— start DATA PROVIDED —
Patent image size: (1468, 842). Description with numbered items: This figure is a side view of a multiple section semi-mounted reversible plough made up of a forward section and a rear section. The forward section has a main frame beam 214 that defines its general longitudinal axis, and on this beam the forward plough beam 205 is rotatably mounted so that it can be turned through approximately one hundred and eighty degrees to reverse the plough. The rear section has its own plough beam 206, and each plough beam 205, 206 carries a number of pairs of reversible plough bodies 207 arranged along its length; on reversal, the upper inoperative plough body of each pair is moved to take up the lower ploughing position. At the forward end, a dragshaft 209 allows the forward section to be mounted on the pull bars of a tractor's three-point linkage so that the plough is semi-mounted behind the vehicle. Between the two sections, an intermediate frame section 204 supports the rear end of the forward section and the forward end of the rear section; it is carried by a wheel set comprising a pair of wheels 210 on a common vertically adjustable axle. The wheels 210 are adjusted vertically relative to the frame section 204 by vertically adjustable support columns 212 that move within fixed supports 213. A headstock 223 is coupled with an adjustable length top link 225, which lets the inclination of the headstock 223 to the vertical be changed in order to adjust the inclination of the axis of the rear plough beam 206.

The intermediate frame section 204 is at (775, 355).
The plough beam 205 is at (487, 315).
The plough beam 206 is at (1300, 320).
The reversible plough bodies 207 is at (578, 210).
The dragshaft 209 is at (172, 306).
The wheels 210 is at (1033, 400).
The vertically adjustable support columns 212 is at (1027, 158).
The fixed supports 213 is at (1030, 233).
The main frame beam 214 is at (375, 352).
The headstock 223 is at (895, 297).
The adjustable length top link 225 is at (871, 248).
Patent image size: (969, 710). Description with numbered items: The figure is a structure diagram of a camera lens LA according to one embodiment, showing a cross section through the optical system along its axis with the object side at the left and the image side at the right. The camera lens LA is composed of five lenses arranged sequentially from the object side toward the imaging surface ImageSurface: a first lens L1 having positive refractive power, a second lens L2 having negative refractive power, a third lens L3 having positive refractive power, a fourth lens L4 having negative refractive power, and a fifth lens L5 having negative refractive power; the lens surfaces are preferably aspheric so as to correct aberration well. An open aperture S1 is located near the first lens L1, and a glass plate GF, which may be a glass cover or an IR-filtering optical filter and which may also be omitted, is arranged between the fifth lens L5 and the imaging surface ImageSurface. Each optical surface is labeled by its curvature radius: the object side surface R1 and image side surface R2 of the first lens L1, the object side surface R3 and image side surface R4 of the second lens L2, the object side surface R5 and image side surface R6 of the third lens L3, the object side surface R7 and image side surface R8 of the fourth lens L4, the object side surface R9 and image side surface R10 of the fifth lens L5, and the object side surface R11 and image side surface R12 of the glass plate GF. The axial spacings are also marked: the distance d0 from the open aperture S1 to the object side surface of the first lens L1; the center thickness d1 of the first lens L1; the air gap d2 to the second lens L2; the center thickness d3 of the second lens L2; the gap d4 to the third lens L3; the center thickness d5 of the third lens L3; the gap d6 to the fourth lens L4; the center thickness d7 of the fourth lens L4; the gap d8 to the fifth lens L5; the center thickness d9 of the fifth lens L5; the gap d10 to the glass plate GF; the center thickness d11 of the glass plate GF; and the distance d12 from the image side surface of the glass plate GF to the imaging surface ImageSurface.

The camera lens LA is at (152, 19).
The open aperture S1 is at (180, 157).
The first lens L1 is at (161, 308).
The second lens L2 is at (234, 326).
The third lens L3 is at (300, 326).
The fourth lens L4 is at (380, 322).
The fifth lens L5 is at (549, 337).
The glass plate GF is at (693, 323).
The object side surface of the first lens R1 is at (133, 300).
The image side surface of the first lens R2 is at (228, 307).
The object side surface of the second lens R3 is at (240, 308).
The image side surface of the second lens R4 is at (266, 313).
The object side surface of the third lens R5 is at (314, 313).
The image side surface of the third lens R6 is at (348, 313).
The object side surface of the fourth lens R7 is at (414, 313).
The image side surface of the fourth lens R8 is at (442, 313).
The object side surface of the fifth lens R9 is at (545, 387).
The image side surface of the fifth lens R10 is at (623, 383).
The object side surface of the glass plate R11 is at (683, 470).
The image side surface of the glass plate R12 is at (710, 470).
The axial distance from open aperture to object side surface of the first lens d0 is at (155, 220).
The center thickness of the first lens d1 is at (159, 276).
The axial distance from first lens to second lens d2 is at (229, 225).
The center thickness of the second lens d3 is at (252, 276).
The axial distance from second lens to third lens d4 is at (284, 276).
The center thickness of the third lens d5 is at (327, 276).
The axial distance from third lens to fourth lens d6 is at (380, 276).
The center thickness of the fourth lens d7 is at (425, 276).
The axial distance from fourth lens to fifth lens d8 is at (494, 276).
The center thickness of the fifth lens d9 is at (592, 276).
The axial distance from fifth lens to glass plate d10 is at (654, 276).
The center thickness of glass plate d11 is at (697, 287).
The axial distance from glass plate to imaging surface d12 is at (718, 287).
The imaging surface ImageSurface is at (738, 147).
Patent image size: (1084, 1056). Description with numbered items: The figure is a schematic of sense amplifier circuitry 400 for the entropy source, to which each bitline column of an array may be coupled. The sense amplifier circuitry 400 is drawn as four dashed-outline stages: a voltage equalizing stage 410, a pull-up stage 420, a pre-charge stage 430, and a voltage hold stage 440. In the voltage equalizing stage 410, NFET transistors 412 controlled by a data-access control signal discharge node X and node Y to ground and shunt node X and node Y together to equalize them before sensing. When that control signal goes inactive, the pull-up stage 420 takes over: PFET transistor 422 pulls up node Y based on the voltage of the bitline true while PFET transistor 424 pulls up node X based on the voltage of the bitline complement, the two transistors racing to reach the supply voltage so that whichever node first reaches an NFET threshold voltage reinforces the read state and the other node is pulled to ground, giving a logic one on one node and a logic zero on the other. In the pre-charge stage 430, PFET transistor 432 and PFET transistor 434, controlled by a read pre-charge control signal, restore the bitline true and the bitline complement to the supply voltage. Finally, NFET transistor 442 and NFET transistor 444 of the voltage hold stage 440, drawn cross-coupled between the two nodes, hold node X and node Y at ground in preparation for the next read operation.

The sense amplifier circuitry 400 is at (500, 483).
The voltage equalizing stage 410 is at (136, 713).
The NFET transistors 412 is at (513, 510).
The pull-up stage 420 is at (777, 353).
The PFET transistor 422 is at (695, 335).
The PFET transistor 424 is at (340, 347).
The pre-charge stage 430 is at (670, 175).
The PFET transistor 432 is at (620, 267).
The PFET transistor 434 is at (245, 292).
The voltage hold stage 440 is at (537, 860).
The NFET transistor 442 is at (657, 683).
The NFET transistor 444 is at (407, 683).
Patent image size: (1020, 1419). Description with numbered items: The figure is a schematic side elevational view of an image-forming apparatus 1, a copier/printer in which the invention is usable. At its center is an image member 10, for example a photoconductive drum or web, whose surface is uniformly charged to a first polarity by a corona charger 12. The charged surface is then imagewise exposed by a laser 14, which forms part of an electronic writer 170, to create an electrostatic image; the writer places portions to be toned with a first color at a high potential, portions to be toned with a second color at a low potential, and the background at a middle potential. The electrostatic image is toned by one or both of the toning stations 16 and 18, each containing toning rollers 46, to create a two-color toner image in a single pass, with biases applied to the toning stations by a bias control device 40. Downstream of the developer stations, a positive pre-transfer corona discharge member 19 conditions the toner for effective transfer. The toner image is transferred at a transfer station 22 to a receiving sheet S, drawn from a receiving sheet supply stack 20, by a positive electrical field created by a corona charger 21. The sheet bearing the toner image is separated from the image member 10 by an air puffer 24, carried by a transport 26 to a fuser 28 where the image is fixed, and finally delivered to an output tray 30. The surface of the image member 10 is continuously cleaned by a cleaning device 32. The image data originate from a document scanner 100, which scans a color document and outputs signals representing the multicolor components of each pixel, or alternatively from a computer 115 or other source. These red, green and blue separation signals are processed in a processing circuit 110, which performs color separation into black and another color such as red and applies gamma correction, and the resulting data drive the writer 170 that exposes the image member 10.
— end DATA PROVIDED —
▶ EXERCISE TASK
Copy every line word for word, from the start of the rows down through the line containing "The plough beam 205 is at (487, 315).".

▶ ANSWER IN FULL
Patent image size: (1468, 842). Description with numbered items: This figure is a side view of a multiple section semi-mounted reversible plough made up of a forward section and a rear section. The forward section has a main frame beam 214 that defines its general longitudinal axis, and on this beam the forward plough beam 205 is rotatably mounted so that it can be turned through approximately one hundred and eighty degrees to reverse the plough. The rear section has its own plough beam 206, and each plough beam 205, 206 carries a number of pairs of reversible plough bodies 207 arranged along its length; on reversal, the upper inoperative plough body of each pair is moved to take up the lower ploughing position. At the forward end, a dragshaft 209 allows the forward section to be mounted on the pull bars of a tractor's three-point linkage so that the plough is semi-mounted behind the vehicle. Between the two sections, an intermediate frame section 204 supports the rear end of the forward section and the forward end of the rear section; it is carried by a wheel set comprising a pair of wheels 210 on a common vertically adjustable axle. The wheels 210 are adjusted vertically relative to the frame section 204 by vertically adjustable support columns 212 that move within fixed supports 213. A headstock 223 is coupled with an adjustable length top link 225, which lets the inclination of the headstock 223 to the vertical be changed in order to adjust the inclination of the axis of the rear plough beam 206.

The intermediate frame section 204 is at (775, 355).
The plough beam 205 is at (487, 315).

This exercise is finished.